# Exercise description
Look through the listing below and give the number of lines that hold "data". Say nothing more.

# Material for this task
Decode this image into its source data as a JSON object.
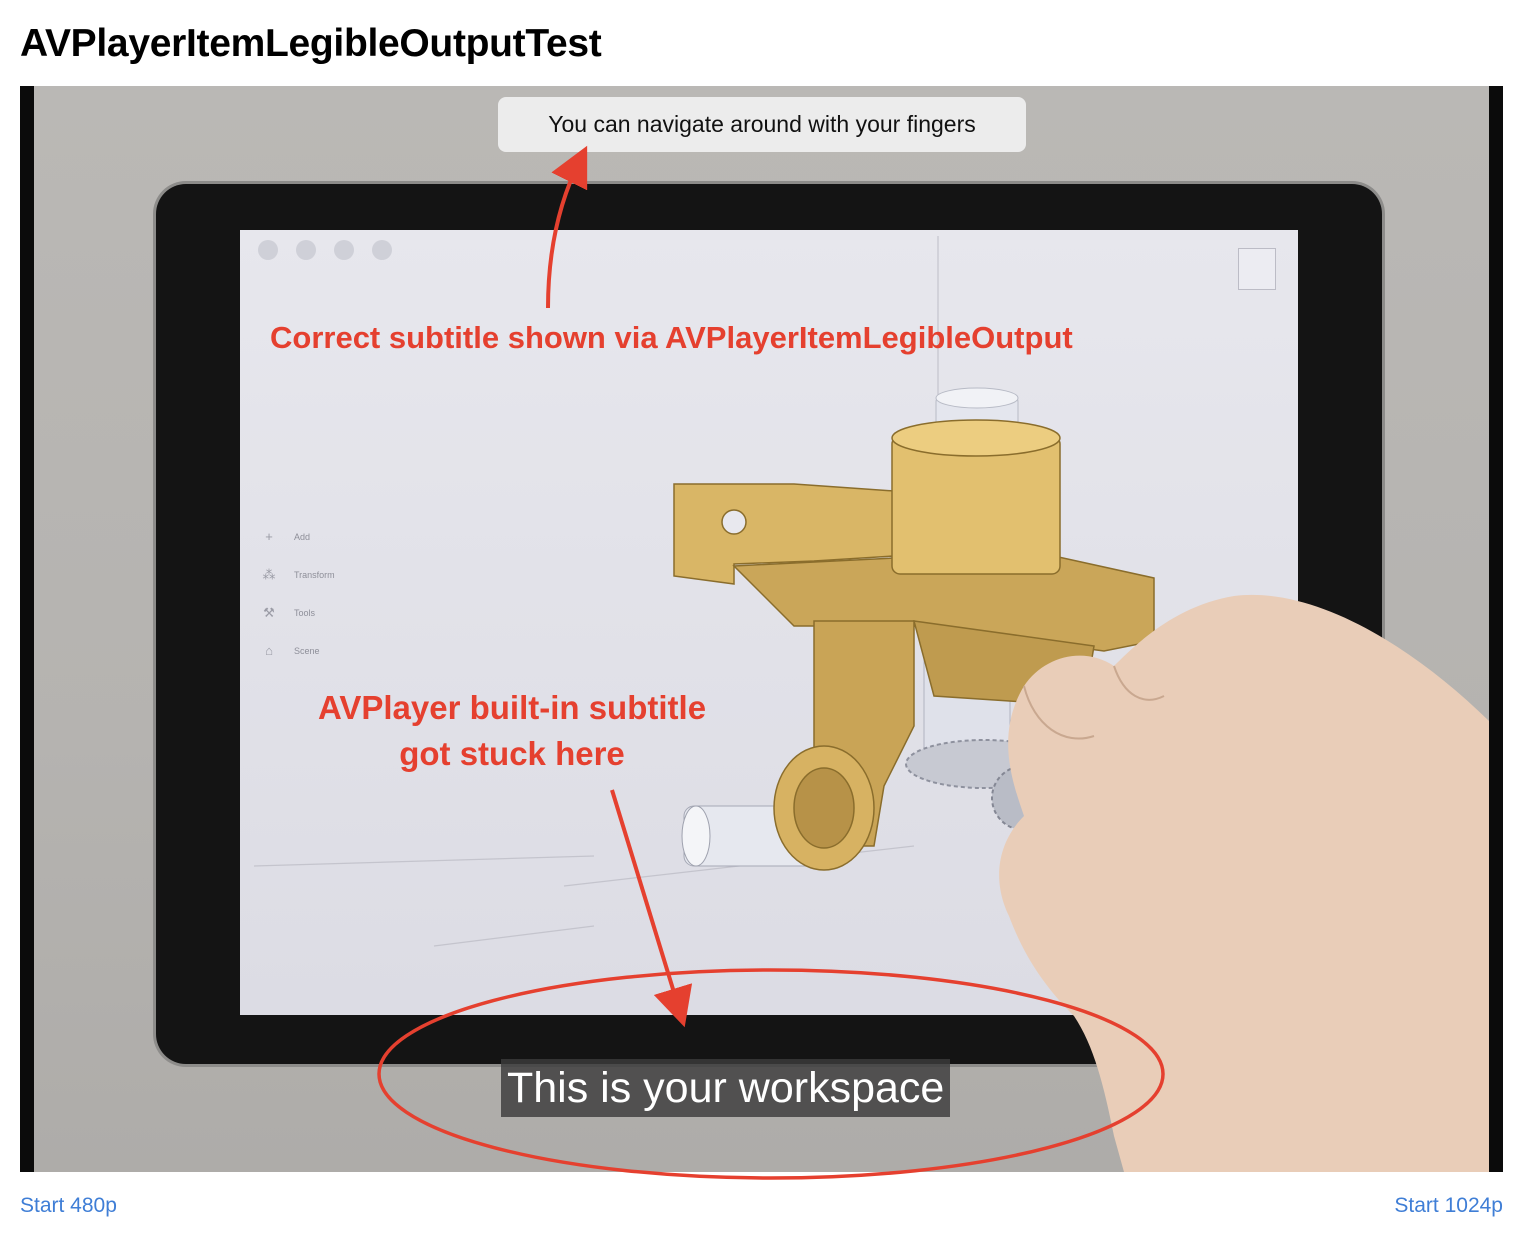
{
  "page": {
    "title": "AVPlayerItemLegibleOutputTest"
  },
  "video": {
    "legible_output_subtitle": "You can navigate around with your fingers",
    "builtin_subtitle": "This is your workspace",
    "app_menu": {
      "items": [
        {
          "icon": "plus-icon",
          "label": "Add"
        },
        {
          "icon": "transform-icon",
          "label": "Transform"
        },
        {
          "icon": "tools-icon",
          "label": "Tools"
        },
        {
          "icon": "scene-icon",
          "label": "Scene"
        }
      ]
    }
  },
  "annotations": {
    "top_label": "Correct subtitle shown via AVPlayerItemLegibleOutput",
    "bottom_label_line1": "AVPlayer built-in subtitle",
    "bottom_label_line2": "got stuck here",
    "color": "#e5402f"
  },
  "controls": {
    "start_480_label": "Start 480p",
    "start_1024_label": "Start 1024p",
    "link_color": "#3f7ed6"
  }
}
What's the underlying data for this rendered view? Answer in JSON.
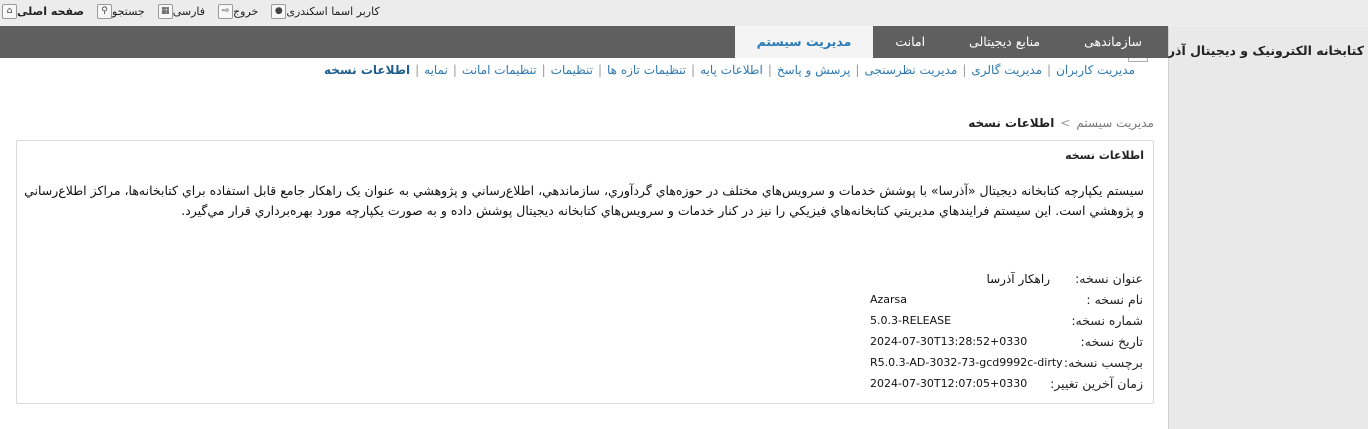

# Output for this task
2